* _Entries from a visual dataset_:
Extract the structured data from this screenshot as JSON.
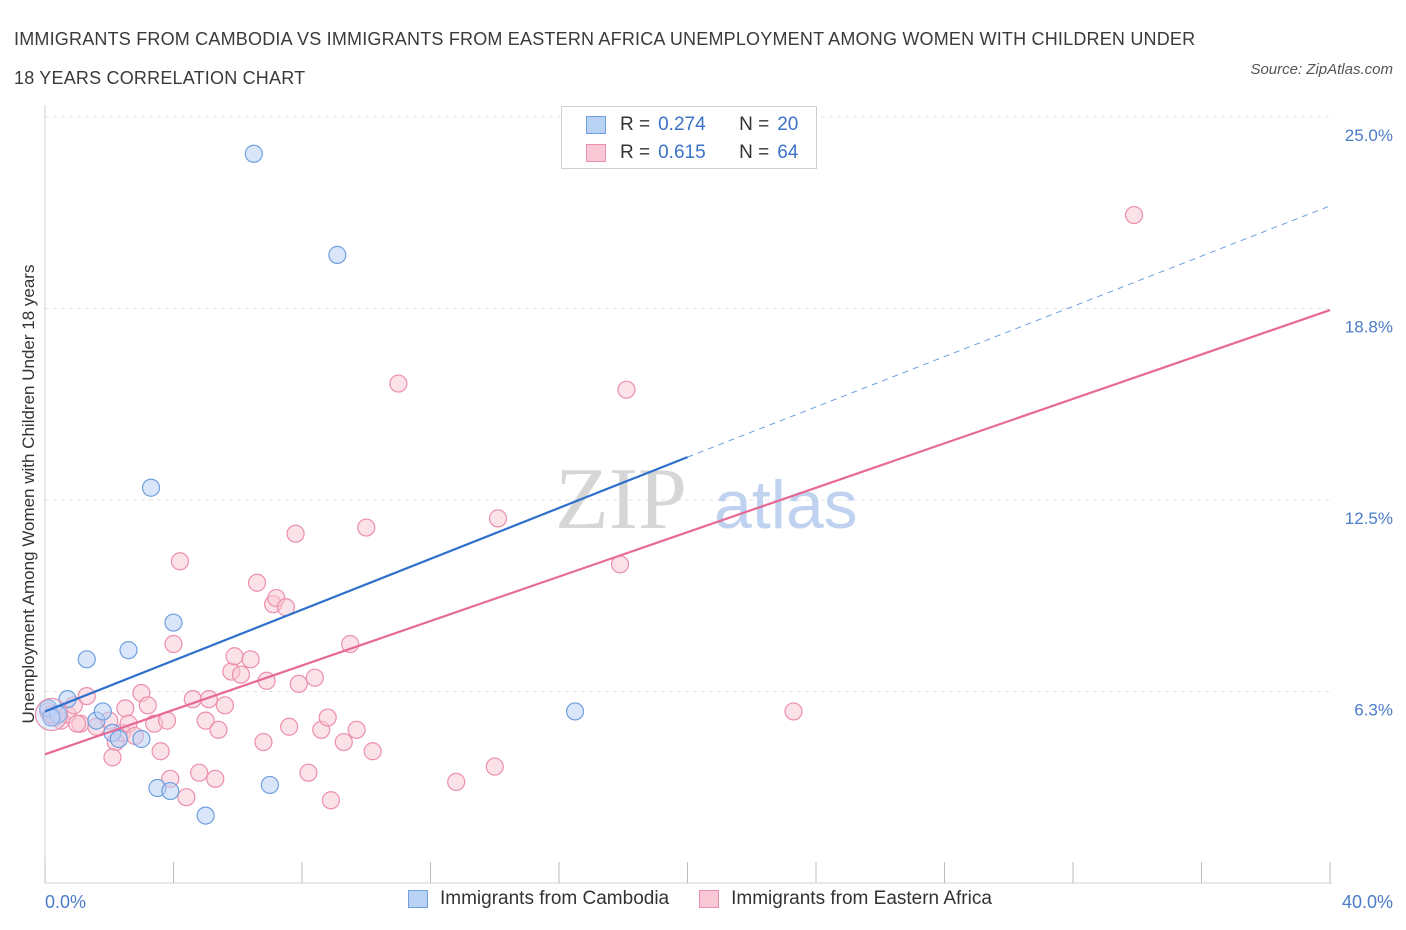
{
  "title": "IMMIGRANTS FROM CAMBODIA VS IMMIGRANTS FROM EASTERN AFRICA UNEMPLOYMENT AMONG WOMEN WITH CHILDREN UNDER 18 YEARS CORRELATION CHART",
  "source": "Source: ZipAtlas.com",
  "watermark": {
    "zip": "ZIP",
    "atlas": "atlas"
  },
  "colors": {
    "cambodia_fill": "#b9d2f5",
    "cambodia_stroke": "#6f9fde",
    "cambodia_line": "#2f6fcc",
    "eafrica_fill": "#f8c8d6",
    "eafrica_stroke": "#ec8fab",
    "eafrica_line": "#e66a95",
    "axis_text": "#4a7cc9",
    "grid": "#e3e3e3"
  },
  "legend": {
    "rows": [
      {
        "r_label": "R =",
        "r_value": "0.274",
        "n_label": "N =",
        "n_value": "20"
      },
      {
        "r_label": "R =",
        "r_value": "0.615",
        "n_label": "N =",
        "n_value": "64"
      }
    ]
  },
  "bottom_legend": [
    "Immigrants from Cambodia",
    "Immigrants from Eastern Africa"
  ],
  "chart_data": {
    "type": "scatter",
    "xlabel": "",
    "ylabel": "Unemployment Among Women with Children Under 18 years",
    "x_tick_labels": [
      "0.0%",
      "40.0%"
    ],
    "y_tick_labels": [
      "6.3%",
      "12.5%",
      "18.8%",
      "25.0%"
    ],
    "y_ticks": [
      6.25,
      12.5,
      18.75,
      25.0
    ],
    "xlim": [
      0,
      40
    ],
    "ylim": [
      0,
      25
    ],
    "grid": true,
    "legend_position": "top-center",
    "series": [
      {
        "name": "Immigrants from Cambodia",
        "points": [
          [
            0.1,
            5.7
          ],
          [
            0.4,
            5.5
          ],
          [
            0.7,
            6.0
          ],
          [
            1.3,
            7.3
          ],
          [
            1.6,
            5.3
          ],
          [
            1.8,
            5.6
          ],
          [
            2.1,
            4.9
          ],
          [
            2.3,
            4.7
          ],
          [
            2.6,
            7.6
          ],
          [
            3.0,
            4.7
          ],
          [
            3.3,
            12.9
          ],
          [
            3.5,
            3.1
          ],
          [
            3.9,
            3.0
          ],
          [
            4.0,
            8.5
          ],
          [
            5.0,
            2.2
          ],
          [
            6.5,
            23.8
          ],
          [
            7.0,
            3.2
          ],
          [
            9.1,
            20.5
          ],
          [
            16.5,
            5.6
          ],
          [
            0.2,
            5.4
          ]
        ],
        "trend": {
          "x": [
            0,
            20
          ],
          "y": [
            5.6,
            13.9
          ],
          "dashed_extension": {
            "x": [
              20,
              40
            ],
            "y": [
              13.9,
              22.1
            ]
          }
        }
      },
      {
        "name": "Immigrants from Eastern Africa",
        "points": [
          [
            0.1,
            5.6
          ],
          [
            0.3,
            5.4
          ],
          [
            0.5,
            5.3
          ],
          [
            0.7,
            5.5
          ],
          [
            0.9,
            5.8
          ],
          [
            1.1,
            5.2
          ],
          [
            1.3,
            6.1
          ],
          [
            1.6,
            5.1
          ],
          [
            2.0,
            5.3
          ],
          [
            2.2,
            4.6
          ],
          [
            2.4,
            4.9
          ],
          [
            2.1,
            4.1
          ],
          [
            2.5,
            5.7
          ],
          [
            2.6,
            5.2
          ],
          [
            2.8,
            4.8
          ],
          [
            3.0,
            6.2
          ],
          [
            3.2,
            5.8
          ],
          [
            3.4,
            5.2
          ],
          [
            3.6,
            4.3
          ],
          [
            3.8,
            5.3
          ],
          [
            3.9,
            3.4
          ],
          [
            4.0,
            7.8
          ],
          [
            4.2,
            10.5
          ],
          [
            4.4,
            2.8
          ],
          [
            4.6,
            6.0
          ],
          [
            4.8,
            3.6
          ],
          [
            5.0,
            5.3
          ],
          [
            5.1,
            6.0
          ],
          [
            5.3,
            3.4
          ],
          [
            5.4,
            5.0
          ],
          [
            5.6,
            5.8
          ],
          [
            5.8,
            6.9
          ],
          [
            5.9,
            7.4
          ],
          [
            6.1,
            6.8
          ],
          [
            6.4,
            7.3
          ],
          [
            6.6,
            9.8
          ],
          [
            6.8,
            4.6
          ],
          [
            6.9,
            6.6
          ],
          [
            7.1,
            9.1
          ],
          [
            7.2,
            9.3
          ],
          [
            7.5,
            9.0
          ],
          [
            7.6,
            5.1
          ],
          [
            7.8,
            11.4
          ],
          [
            7.9,
            6.5
          ],
          [
            8.2,
            3.6
          ],
          [
            8.4,
            6.7
          ],
          [
            8.6,
            5.0
          ],
          [
            8.8,
            5.4
          ],
          [
            8.9,
            2.7
          ],
          [
            9.3,
            4.6
          ],
          [
            9.5,
            7.8
          ],
          [
            9.7,
            5.0
          ],
          [
            10.0,
            11.6
          ],
          [
            10.2,
            4.3
          ],
          [
            11.0,
            16.3
          ],
          [
            12.8,
            3.3
          ],
          [
            14.0,
            3.8
          ],
          [
            14.1,
            11.9
          ],
          [
            17.9,
            10.4
          ],
          [
            18.1,
            16.1
          ],
          [
            23.3,
            5.6
          ],
          [
            33.9,
            21.8
          ],
          [
            0.2,
            5.5
          ],
          [
            1.0,
            5.2
          ]
        ],
        "trend": {
          "x": [
            0,
            40
          ],
          "y": [
            4.2,
            18.7
          ]
        }
      }
    ]
  }
}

* _SET TASK_: Every line of the data should be copied as it stands, without the images.

* _WRITTEN SOLUTION_:
Extract the structured data from this screenshot as JSON.
{
  "title": "IMMIGRANTS FROM CAMBODIA VS IMMIGRANTS FROM EASTERN AFRICA UNEMPLOYMENT AMONG WOMEN WITH CHILDREN UNDER 18 YEARS CORRELATION CHART",
  "source": "Source: ZipAtlas.com",
  "watermark": {
    "zip": "ZIP",
    "atlas": "atlas"
  },
  "colors": {
    "cambodia_fill": "#b9d2f5",
    "cambodia_stroke": "#6f9fde",
    "cambodia_line": "#2f6fcc",
    "eafrica_fill": "#f8c8d6",
    "eafrica_stroke": "#ec8fab",
    "eafrica_line": "#e66a95",
    "axis_text": "#4a7cc9",
    "grid": "#e3e3e3"
  },
  "legend": {
    "rows": [
      {
        "r_label": "R =",
        "r_value": "0.274",
        "n_label": "N =",
        "n_value": "20"
      },
      {
        "r_label": "R =",
        "r_value": "0.615",
        "n_label": "N =",
        "n_value": "64"
      }
    ]
  },
  "bottom_legend": [
    "Immigrants from Cambodia",
    "Immigrants from Eastern Africa"
  ],
  "chart_data": {
    "type": "scatter",
    "xlabel": "",
    "ylabel": "Unemployment Among Women with Children Under 18 years",
    "x_tick_labels": [
      "0.0%",
      "40.0%"
    ],
    "y_tick_labels": [
      "6.3%",
      "12.5%",
      "18.8%",
      "25.0%"
    ],
    "y_ticks": [
      6.25,
      12.5,
      18.75,
      25.0
    ],
    "xlim": [
      0,
      40
    ],
    "ylim": [
      0,
      25
    ],
    "grid": true,
    "legend_position": "top-center",
    "series": [
      {
        "name": "Immigrants from Cambodia",
        "points": [
          [
            0.1,
            5.7
          ],
          [
            0.4,
            5.5
          ],
          [
            0.7,
            6.0
          ],
          [
            1.3,
            7.3
          ],
          [
            1.6,
            5.3
          ],
          [
            1.8,
            5.6
          ],
          [
            2.1,
            4.9
          ],
          [
            2.3,
            4.7
          ],
          [
            2.6,
            7.6
          ],
          [
            3.0,
            4.7
          ],
          [
            3.3,
            12.9
          ],
          [
            3.5,
            3.1
          ],
          [
            3.9,
            3.0
          ],
          [
            4.0,
            8.5
          ],
          [
            5.0,
            2.2
          ],
          [
            6.5,
            23.8
          ],
          [
            7.0,
            3.2
          ],
          [
            9.1,
            20.5
          ],
          [
            16.5,
            5.6
          ],
          [
            0.2,
            5.4
          ]
        ],
        "trend": {
          "x": [
            0,
            20
          ],
          "y": [
            5.6,
            13.9
          ],
          "dashed_extension": {
            "x": [
              20,
              40
            ],
            "y": [
              13.9,
              22.1
            ]
          }
        }
      },
      {
        "name": "Immigrants from Eastern Africa",
        "points": [
          [
            0.1,
            5.6
          ],
          [
            0.3,
            5.4
          ],
          [
            0.5,
            5.3
          ],
          [
            0.7,
            5.5
          ],
          [
            0.9,
            5.8
          ],
          [
            1.1,
            5.2
          ],
          [
            1.3,
            6.1
          ],
          [
            1.6,
            5.1
          ],
          [
            2.0,
            5.3
          ],
          [
            2.2,
            4.6
          ],
          [
            2.4,
            4.9
          ],
          [
            2.1,
            4.1
          ],
          [
            2.5,
            5.7
          ],
          [
            2.6,
            5.2
          ],
          [
            2.8,
            4.8
          ],
          [
            3.0,
            6.2
          ],
          [
            3.2,
            5.8
          ],
          [
            3.4,
            5.2
          ],
          [
            3.6,
            4.3
          ],
          [
            3.8,
            5.3
          ],
          [
            3.9,
            3.4
          ],
          [
            4.0,
            7.8
          ],
          [
            4.2,
            10.5
          ],
          [
            4.4,
            2.8
          ],
          [
            4.6,
            6.0
          ],
          [
            4.8,
            3.6
          ],
          [
            5.0,
            5.3
          ],
          [
            5.1,
            6.0
          ],
          [
            5.3,
            3.4
          ],
          [
            5.4,
            5.0
          ],
          [
            5.6,
            5.8
          ],
          [
            5.8,
            6.9
          ],
          [
            5.9,
            7.4
          ],
          [
            6.1,
            6.8
          ],
          [
            6.4,
            7.3
          ],
          [
            6.6,
            9.8
          ],
          [
            6.8,
            4.6
          ],
          [
            6.9,
            6.6
          ],
          [
            7.1,
            9.1
          ],
          [
            7.2,
            9.3
          ],
          [
            7.5,
            9.0
          ],
          [
            7.6,
            5.1
          ],
          [
            7.8,
            11.4
          ],
          [
            7.9,
            6.5
          ],
          [
            8.2,
            3.6
          ],
          [
            8.4,
            6.7
          ],
          [
            8.6,
            5.0
          ],
          [
            8.8,
            5.4
          ],
          [
            8.9,
            2.7
          ],
          [
            9.3,
            4.6
          ],
          [
            9.5,
            7.8
          ],
          [
            9.7,
            5.0
          ],
          [
            10.0,
            11.6
          ],
          [
            10.2,
            4.3
          ],
          [
            11.0,
            16.3
          ],
          [
            12.8,
            3.3
          ],
          [
            14.0,
            3.8
          ],
          [
            14.1,
            11.9
          ],
          [
            17.9,
            10.4
          ],
          [
            18.1,
            16.1
          ],
          [
            23.3,
            5.6
          ],
          [
            33.9,
            21.8
          ],
          [
            0.2,
            5.5
          ],
          [
            1.0,
            5.2
          ]
        ],
        "trend": {
          "x": [
            0,
            40
          ],
          "y": [
            4.2,
            18.7
          ]
        }
      }
    ]
  }
}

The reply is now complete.